Leave out the pictures and copy the remaining records exactly.

[START OF INFORMATION PROVIDED]

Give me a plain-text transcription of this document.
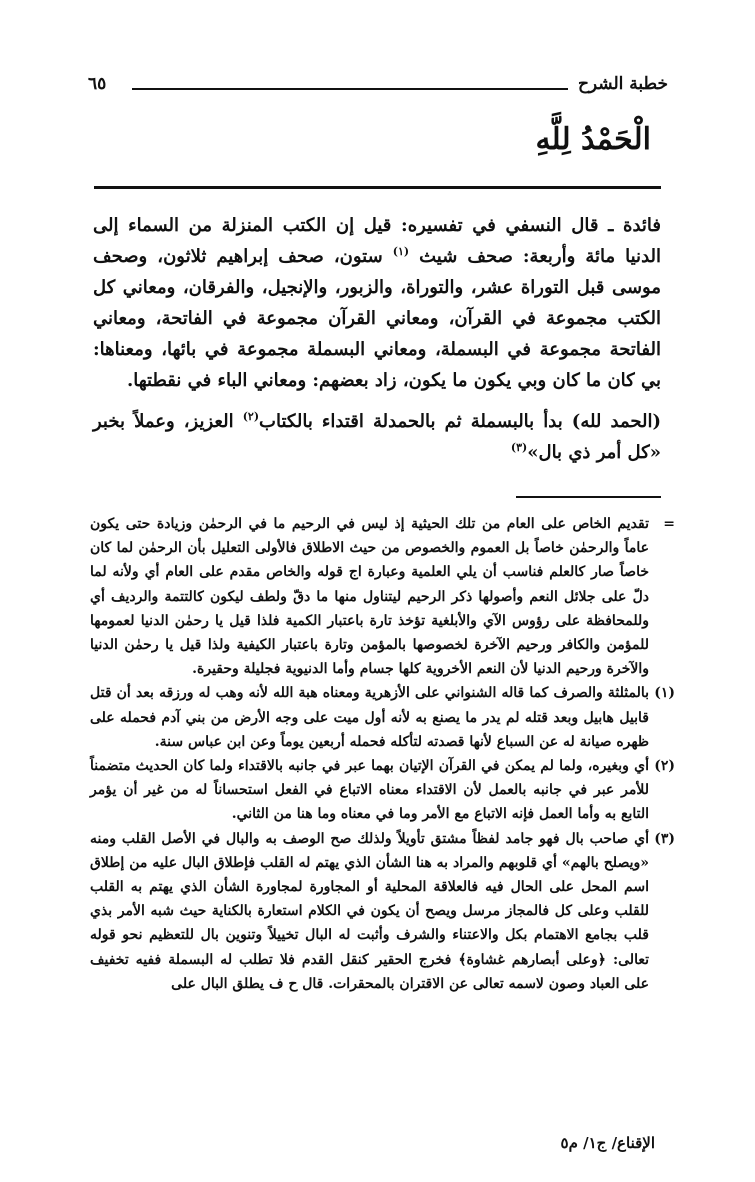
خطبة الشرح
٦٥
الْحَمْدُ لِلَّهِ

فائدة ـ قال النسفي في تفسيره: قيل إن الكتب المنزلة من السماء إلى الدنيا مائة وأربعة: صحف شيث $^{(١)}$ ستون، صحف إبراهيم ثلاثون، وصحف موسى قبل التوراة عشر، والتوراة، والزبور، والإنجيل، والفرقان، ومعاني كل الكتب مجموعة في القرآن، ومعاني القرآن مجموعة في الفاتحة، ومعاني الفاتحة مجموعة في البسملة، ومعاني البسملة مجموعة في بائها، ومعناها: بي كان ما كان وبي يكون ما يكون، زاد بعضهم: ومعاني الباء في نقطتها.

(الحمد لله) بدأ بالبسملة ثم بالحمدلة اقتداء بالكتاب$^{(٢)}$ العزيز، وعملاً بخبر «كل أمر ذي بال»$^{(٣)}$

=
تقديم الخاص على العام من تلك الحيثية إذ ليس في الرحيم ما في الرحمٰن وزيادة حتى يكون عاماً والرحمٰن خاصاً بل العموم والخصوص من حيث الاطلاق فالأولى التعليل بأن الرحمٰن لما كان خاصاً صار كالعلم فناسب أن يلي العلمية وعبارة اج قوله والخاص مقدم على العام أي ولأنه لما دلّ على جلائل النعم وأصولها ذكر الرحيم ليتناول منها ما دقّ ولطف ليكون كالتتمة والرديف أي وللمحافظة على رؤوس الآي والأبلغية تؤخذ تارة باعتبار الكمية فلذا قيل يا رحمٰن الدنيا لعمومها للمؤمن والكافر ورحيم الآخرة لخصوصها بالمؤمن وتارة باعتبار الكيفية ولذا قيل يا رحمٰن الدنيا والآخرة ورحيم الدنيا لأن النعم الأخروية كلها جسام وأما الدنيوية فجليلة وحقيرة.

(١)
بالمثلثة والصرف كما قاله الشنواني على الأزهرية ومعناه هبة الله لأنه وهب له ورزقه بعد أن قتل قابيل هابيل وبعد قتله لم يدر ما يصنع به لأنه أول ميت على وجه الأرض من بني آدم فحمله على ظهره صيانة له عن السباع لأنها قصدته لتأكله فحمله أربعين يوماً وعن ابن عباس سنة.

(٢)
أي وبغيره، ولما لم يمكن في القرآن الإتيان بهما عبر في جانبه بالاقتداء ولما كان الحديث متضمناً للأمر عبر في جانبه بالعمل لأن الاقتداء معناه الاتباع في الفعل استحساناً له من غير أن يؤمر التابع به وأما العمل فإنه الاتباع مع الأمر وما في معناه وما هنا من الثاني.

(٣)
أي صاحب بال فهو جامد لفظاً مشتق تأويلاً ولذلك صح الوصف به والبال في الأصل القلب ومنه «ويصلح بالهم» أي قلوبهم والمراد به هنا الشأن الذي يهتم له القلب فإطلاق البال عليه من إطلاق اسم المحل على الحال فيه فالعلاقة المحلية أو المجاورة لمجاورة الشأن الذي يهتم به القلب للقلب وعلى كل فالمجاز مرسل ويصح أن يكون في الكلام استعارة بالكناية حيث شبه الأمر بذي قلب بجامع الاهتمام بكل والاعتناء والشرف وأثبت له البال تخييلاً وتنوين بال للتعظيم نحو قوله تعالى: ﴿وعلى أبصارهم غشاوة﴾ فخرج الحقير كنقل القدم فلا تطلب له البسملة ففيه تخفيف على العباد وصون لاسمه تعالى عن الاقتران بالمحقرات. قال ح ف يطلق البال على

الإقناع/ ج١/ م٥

[END OF INFORMATION PROVIDED]

ANSWER TO THE EXERCISE:
Give me a plain-text transcription of this document.
خطبة الشرح
٦٥
الْحَمْدُ لِلَّهِ

فائدة ـ قال النسفي في تفسيره: قيل إن الكتب المنزلة من السماء إلى الدنيا مائة وأربعة: صحف شيث $^{(١)}$ ستون، صحف إبراهيم ثلاثون، وصحف موسى قبل التوراة عشر، والتوراة، والزبور، والإنجيل، والفرقان، ومعاني كل الكتب مجموعة في القرآن، ومعاني القرآن مجموعة في الفاتحة، ومعاني الفاتحة مجموعة في البسملة، ومعاني البسملة مجموعة في بائها، ومعناها: بي كان ما كان وبي يكون ما يكون، زاد بعضهم: ومعاني الباء في نقطتها.

(الحمد لله) بدأ بالبسملة ثم بالحمدلة اقتداء بالكتاب$^{(٢)}$ العزيز، وعملاً بخبر «كل أمر ذي بال»$^{(٣)}$

=
تقديم الخاص على العام من تلك الحيثية إذ ليس في الرحيم ما في الرحمٰن وزيادة حتى يكون عاماً والرحمٰن خاصاً بل العموم والخصوص من حيث الاطلاق فالأولى التعليل بأن الرحمٰن لما كان خاصاً صار كالعلم فناسب أن يلي العلمية وعبارة اج قوله والخاص مقدم على العام أي ولأنه لما دلّ على جلائل النعم وأصولها ذكر الرحيم ليتناول منها ما دقّ ولطف ليكون كالتتمة والرديف أي وللمحافظة على رؤوس الآي والأبلغية تؤخذ تارة باعتبار الكمية فلذا قيل يا رحمٰن الدنيا لعمومها للمؤمن والكافر ورحيم الآخرة لخصوصها بالمؤمن وتارة باعتبار الكيفية ولذا قيل يا رحمٰن الدنيا والآخرة ورحيم الدنيا لأن النعم الأخروية كلها جسام وأما الدنيوية فجليلة وحقيرة.

(١)
بالمثلثة والصرف كما قاله الشنواني على الأزهرية ومعناه هبة الله لأنه وهب له ورزقه بعد أن قتل قابيل هابيل وبعد قتله لم يدر ما يصنع به لأنه أول ميت على وجه الأرض من بني آدم فحمله على ظهره صيانة له عن السباع لأنها قصدته لتأكله فحمله أربعين يوماً وعن ابن عباس سنة.

(٢)
أي وبغيره، ولما لم يمكن في القرآن الإتيان بهما عبر في جانبه بالاقتداء ولما كان الحديث متضمناً للأمر عبر في جانبه بالعمل لأن الاقتداء معناه الاتباع في الفعل استحساناً له من غير أن يؤمر التابع به وأما العمل فإنه الاتباع مع الأمر وما في معناه وما هنا من الثاني.

(٣)
أي صاحب بال فهو جامد لفظاً مشتق تأويلاً ولذلك صح الوصف به والبال في الأصل القلب ومنه «ويصلح بالهم» أي قلوبهم والمراد به هنا الشأن الذي يهتم له القلب فإطلاق البال عليه من إطلاق اسم المحل على الحال فيه فالعلاقة المحلية أو المجاورة لمجاورة الشأن الذي يهتم به القلب للقلب وعلى كل فالمجاز مرسل ويصح أن يكون في الكلام استعارة بالكناية حيث شبه الأمر بذي قلب بجامع الاهتمام بكل والاعتناء والشرف وأثبت له البال تخييلاً وتنوين بال للتعظيم نحو قوله تعالى: ﴿وعلى أبصارهم غشاوة﴾ فخرج الحقير كنقل القدم فلا تطلب له البسملة ففيه تخفيف على العباد وصون لاسمه تعالى عن الاقتران بالمحقرات. قال ح ف يطلق البال على

الإقناع/ ج١/ م٥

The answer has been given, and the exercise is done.